> TASK GOAL: Lines that hold the word "text" should be located and copied.

===== INFORMATION SHOWN

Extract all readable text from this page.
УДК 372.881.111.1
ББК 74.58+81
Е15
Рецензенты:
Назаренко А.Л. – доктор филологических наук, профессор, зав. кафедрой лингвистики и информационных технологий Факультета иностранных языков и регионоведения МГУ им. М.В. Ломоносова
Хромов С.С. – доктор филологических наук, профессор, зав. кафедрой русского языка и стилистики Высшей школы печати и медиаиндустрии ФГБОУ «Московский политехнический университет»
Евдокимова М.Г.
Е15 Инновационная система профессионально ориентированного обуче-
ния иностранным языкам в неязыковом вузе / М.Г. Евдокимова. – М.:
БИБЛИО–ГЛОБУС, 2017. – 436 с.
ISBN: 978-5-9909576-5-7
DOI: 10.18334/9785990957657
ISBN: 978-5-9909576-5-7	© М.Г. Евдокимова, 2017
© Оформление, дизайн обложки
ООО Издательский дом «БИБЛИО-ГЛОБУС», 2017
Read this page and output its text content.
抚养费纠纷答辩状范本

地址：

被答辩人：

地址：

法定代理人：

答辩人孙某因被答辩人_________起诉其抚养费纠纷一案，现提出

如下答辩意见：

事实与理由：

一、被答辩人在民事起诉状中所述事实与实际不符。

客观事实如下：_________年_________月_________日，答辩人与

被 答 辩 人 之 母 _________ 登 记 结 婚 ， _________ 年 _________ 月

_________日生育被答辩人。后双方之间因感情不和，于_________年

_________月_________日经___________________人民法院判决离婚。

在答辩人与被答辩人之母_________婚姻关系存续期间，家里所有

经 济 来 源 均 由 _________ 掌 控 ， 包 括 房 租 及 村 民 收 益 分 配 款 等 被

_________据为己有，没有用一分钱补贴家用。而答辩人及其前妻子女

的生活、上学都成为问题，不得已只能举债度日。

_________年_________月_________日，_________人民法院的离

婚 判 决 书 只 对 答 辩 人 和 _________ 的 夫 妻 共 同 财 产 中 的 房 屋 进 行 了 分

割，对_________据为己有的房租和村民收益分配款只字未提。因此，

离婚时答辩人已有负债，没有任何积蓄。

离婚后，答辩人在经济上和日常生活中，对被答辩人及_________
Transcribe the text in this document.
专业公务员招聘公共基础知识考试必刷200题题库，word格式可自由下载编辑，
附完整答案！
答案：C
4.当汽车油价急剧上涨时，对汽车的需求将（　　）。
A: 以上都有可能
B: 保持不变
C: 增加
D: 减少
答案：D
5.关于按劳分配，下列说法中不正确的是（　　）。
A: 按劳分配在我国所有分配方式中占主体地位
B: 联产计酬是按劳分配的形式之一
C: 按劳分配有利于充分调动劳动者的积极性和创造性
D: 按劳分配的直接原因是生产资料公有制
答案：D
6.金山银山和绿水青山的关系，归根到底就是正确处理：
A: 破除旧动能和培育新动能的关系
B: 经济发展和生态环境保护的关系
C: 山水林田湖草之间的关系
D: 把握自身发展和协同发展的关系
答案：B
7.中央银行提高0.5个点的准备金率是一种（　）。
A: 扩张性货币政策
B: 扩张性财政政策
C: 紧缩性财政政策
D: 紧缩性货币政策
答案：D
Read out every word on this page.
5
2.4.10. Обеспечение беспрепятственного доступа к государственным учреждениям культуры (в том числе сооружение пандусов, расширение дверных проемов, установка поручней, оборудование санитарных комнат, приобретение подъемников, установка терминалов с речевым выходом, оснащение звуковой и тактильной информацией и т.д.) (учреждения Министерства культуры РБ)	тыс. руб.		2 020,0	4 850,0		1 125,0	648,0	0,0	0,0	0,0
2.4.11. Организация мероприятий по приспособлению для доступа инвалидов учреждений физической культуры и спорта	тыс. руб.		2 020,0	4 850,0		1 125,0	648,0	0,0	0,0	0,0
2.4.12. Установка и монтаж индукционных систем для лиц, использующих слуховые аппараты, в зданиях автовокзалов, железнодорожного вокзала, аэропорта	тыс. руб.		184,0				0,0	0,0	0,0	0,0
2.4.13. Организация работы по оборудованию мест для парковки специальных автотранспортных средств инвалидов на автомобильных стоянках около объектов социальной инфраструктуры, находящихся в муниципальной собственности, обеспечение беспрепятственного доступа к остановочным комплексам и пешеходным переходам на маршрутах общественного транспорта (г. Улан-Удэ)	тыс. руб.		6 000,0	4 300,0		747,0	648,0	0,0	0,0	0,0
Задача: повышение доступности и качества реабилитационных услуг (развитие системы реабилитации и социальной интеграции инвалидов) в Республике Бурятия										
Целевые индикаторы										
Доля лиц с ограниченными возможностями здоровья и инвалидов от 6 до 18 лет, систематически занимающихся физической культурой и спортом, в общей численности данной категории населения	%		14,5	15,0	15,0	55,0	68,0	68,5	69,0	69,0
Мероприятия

==========

> RESULT BELOW:
Extract all readable text from this page.
Read this page and output its text content.
Transcribe the text in this document.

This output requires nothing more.